* **Instruction**
Leave out every picture, then transcribe the rest of the listing exactly.

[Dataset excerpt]
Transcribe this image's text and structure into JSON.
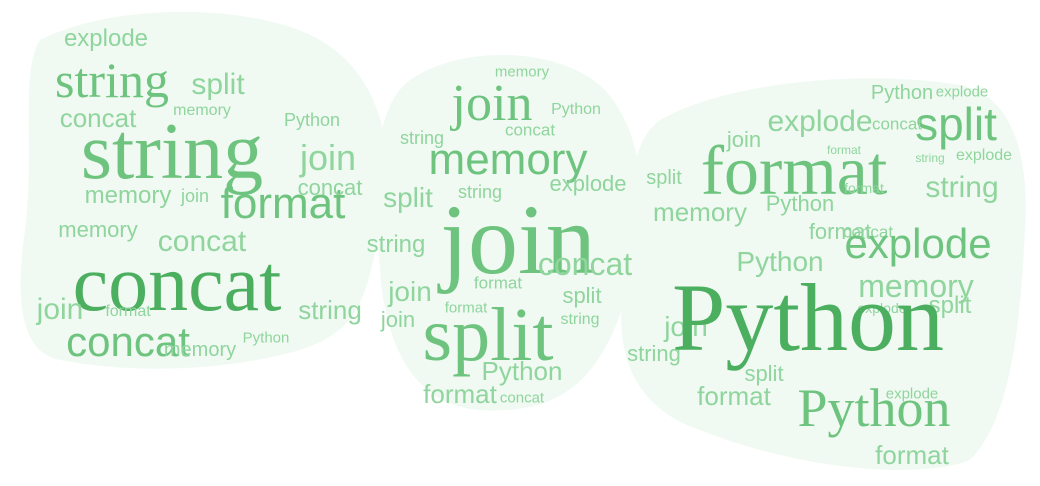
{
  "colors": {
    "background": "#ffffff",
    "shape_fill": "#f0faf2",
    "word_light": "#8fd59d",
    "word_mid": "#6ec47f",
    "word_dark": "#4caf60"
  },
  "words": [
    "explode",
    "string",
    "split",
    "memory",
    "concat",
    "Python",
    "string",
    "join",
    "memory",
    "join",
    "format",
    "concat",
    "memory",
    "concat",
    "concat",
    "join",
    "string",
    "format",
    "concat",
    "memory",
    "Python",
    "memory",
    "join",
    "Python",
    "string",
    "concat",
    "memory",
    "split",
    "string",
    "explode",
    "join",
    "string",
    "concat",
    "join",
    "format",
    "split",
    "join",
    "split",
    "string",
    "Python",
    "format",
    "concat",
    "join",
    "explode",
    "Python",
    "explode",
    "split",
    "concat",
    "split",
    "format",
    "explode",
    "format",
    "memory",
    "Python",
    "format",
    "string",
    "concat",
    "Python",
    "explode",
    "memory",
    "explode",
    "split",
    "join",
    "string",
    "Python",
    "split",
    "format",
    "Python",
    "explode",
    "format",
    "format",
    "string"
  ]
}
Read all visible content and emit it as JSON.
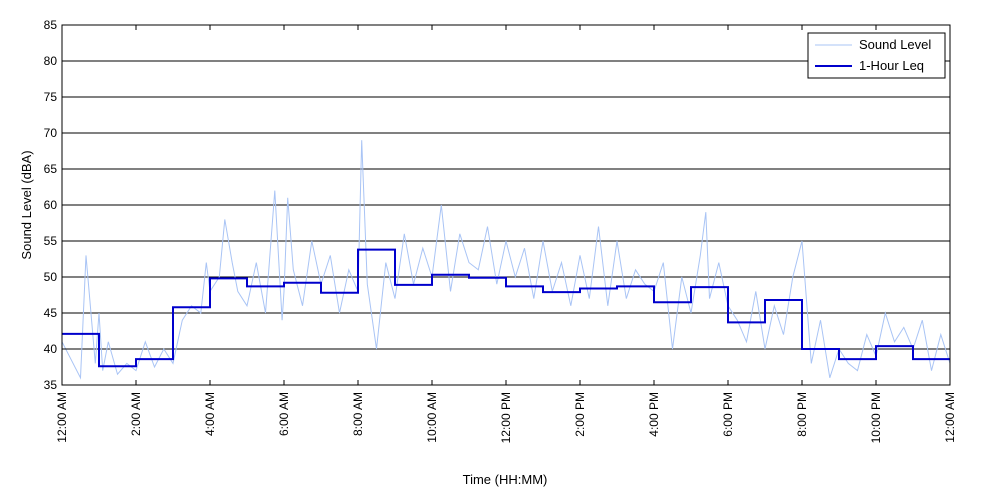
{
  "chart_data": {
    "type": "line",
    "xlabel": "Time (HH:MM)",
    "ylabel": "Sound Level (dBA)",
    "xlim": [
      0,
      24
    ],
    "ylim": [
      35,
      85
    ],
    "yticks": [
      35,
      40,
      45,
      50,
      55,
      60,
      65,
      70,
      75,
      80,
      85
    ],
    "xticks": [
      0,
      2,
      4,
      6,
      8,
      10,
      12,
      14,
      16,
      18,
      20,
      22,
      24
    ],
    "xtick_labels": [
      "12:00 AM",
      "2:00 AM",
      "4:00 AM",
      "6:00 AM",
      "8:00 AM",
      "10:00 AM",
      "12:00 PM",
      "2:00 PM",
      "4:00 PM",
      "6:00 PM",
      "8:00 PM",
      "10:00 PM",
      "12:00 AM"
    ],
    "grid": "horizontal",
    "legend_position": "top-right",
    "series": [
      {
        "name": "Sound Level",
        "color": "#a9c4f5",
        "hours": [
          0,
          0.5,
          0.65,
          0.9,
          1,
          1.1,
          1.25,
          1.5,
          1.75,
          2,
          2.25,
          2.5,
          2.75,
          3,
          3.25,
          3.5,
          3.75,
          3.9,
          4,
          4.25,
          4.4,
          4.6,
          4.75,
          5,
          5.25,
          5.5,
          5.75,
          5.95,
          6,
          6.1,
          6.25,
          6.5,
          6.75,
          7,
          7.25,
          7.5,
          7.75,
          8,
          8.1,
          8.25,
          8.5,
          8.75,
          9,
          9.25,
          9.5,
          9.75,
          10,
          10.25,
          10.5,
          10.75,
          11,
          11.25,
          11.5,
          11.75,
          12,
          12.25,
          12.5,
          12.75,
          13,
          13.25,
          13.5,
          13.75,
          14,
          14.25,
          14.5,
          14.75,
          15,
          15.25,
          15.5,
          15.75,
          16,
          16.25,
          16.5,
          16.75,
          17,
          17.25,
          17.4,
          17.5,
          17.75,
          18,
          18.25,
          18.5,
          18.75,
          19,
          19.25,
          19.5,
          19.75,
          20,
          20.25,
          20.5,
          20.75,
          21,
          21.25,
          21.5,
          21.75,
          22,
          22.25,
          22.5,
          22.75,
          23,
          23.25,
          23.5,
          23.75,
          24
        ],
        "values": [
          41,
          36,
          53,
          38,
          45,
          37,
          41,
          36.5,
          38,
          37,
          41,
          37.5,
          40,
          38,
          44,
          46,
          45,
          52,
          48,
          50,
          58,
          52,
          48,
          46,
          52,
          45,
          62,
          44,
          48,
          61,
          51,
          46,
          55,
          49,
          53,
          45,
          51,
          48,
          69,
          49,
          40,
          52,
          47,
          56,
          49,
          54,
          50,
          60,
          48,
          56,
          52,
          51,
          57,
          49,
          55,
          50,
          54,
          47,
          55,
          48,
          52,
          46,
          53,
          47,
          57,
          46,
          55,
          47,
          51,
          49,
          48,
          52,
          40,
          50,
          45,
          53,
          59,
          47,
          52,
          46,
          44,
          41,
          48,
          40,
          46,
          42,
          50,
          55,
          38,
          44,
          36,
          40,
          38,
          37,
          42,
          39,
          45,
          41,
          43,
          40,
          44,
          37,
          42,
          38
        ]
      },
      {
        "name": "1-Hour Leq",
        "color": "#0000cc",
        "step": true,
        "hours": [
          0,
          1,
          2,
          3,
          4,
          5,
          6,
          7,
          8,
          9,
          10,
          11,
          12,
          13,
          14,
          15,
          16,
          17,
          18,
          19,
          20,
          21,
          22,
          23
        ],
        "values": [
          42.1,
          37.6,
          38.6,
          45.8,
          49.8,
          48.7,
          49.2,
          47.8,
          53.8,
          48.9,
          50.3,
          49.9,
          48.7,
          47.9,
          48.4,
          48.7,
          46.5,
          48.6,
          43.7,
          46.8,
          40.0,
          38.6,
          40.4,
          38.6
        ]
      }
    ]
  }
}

* **The output**
Transcribe this image's text and structure into JSON.
{
  "colors": {
    "background": "#ffffff",
    "shape_fill": "#f0faf2",
    "word_light": "#8fd59d",
    "word_mid": "#6ec47f",
    "word_dark": "#4caf60"
  },
  "words": [
    "explode",
    "string",
    "split",
    "memory",
    "concat",
    "Python",
    "string",
    "join",
    "memory",
    "join",
    "format",
    "concat",
    "memory",
    "concat",
    "concat",
    "join",
    "string",
    "format",
    "concat",
    "memory",
    "Python",
    "memory",
    "join",
    "Python",
    "string",
    "concat",
    "memory",
    "split",
    "string",
    "explode",
    "join",
    "string",
    "concat",
    "join",
    "format",
    "split",
    "join",
    "split",
    "string",
    "Python",
    "format",
    "concat",
    "join",
    "explode",
    "Python",
    "explode",
    "split",
    "concat",
    "split",
    "format",
    "explode",
    "format",
    "memory",
    "Python",
    "format",
    "string",
    "concat",
    "Python",
    "explode",
    "memory",
    "explode",
    "split",
    "join",
    "string",
    "Python",
    "split",
    "format",
    "Python",
    "explode",
    "format",
    "format",
    "string"
  ]
}
Read all visible content and emit it as JSON.
{
  "chart_data": {
    "type": "line",
    "xlabel": "Time (HH:MM)",
    "ylabel": "Sound Level (dBA)",
    "xlim": [
      0,
      24
    ],
    "ylim": [
      35,
      85
    ],
    "yticks": [
      35,
      40,
      45,
      50,
      55,
      60,
      65,
      70,
      75,
      80,
      85
    ],
    "xticks": [
      0,
      2,
      4,
      6,
      8,
      10,
      12,
      14,
      16,
      18,
      20,
      22,
      24
    ],
    "xtick_labels": [
      "12:00 AM",
      "2:00 AM",
      "4:00 AM",
      "6:00 AM",
      "8:00 AM",
      "10:00 AM",
      "12:00 PM",
      "2:00 PM",
      "4:00 PM",
      "6:00 PM",
      "8:00 PM",
      "10:00 PM",
      "12:00 AM"
    ],
    "grid": "horizontal",
    "legend_position": "top-right",
    "series": [
      {
        "name": "Sound Level",
        "color": "#a9c4f5",
        "hours": [
          0,
          0.5,
          0.65,
          0.9,
          1,
          1.1,
          1.25,
          1.5,
          1.75,
          2,
          2.25,
          2.5,
          2.75,
          3,
          3.25,
          3.5,
          3.75,
          3.9,
          4,
          4.25,
          4.4,
          4.6,
          4.75,
          5,
          5.25,
          5.5,
          5.75,
          5.95,
          6,
          6.1,
          6.25,
          6.5,
          6.75,
          7,
          7.25,
          7.5,
          7.75,
          8,
          8.1,
          8.25,
          8.5,
          8.75,
          9,
          9.25,
          9.5,
          9.75,
          10,
          10.25,
          10.5,
          10.75,
          11,
          11.25,
          11.5,
          11.75,
          12,
          12.25,
          12.5,
          12.75,
          13,
          13.25,
          13.5,
          13.75,
          14,
          14.25,
          14.5,
          14.75,
          15,
          15.25,
          15.5,
          15.75,
          16,
          16.25,
          16.5,
          16.75,
          17,
          17.25,
          17.4,
          17.5,
          17.75,
          18,
          18.25,
          18.5,
          18.75,
          19,
          19.25,
          19.5,
          19.75,
          20,
          20.25,
          20.5,
          20.75,
          21,
          21.25,
          21.5,
          21.75,
          22,
          22.25,
          22.5,
          22.75,
          23,
          23.25,
          23.5,
          23.75,
          24
        ],
        "values": [
          41,
          36,
          53,
          38,
          45,
          37,
          41,
          36.5,
          38,
          37,
          41,
          37.5,
          40,
          38,
          44,
          46,
          45,
          52,
          48,
          50,
          58,
          52,
          48,
          46,
          52,
          45,
          62,
          44,
          48,
          61,
          51,
          46,
          55,
          49,
          53,
          45,
          51,
          48,
          69,
          49,
          40,
          52,
          47,
          56,
          49,
          54,
          50,
          60,
          48,
          56,
          52,
          51,
          57,
          49,
          55,
          50,
          54,
          47,
          55,
          48,
          52,
          46,
          53,
          47,
          57,
          46,
          55,
          47,
          51,
          49,
          48,
          52,
          40,
          50,
          45,
          53,
          59,
          47,
          52,
          46,
          44,
          41,
          48,
          40,
          46,
          42,
          50,
          55,
          38,
          44,
          36,
          40,
          38,
          37,
          42,
          39,
          45,
          41,
          43,
          40,
          44,
          37,
          42,
          38
        ]
      },
      {
        "name": "1-Hour Leq",
        "color": "#0000cc",
        "step": true,
        "hours": [
          0,
          1,
          2,
          3,
          4,
          5,
          6,
          7,
          8,
          9,
          10,
          11,
          12,
          13,
          14,
          15,
          16,
          17,
          18,
          19,
          20,
          21,
          22,
          23
        ],
        "values": [
          42.1,
          37.6,
          38.6,
          45.8,
          49.8,
          48.7,
          49.2,
          47.8,
          53.8,
          48.9,
          50.3,
          49.9,
          48.7,
          47.9,
          48.4,
          48.7,
          46.5,
          48.6,
          43.7,
          46.8,
          40.0,
          38.6,
          40.4,
          38.6
        ]
      }
    ]
  }
}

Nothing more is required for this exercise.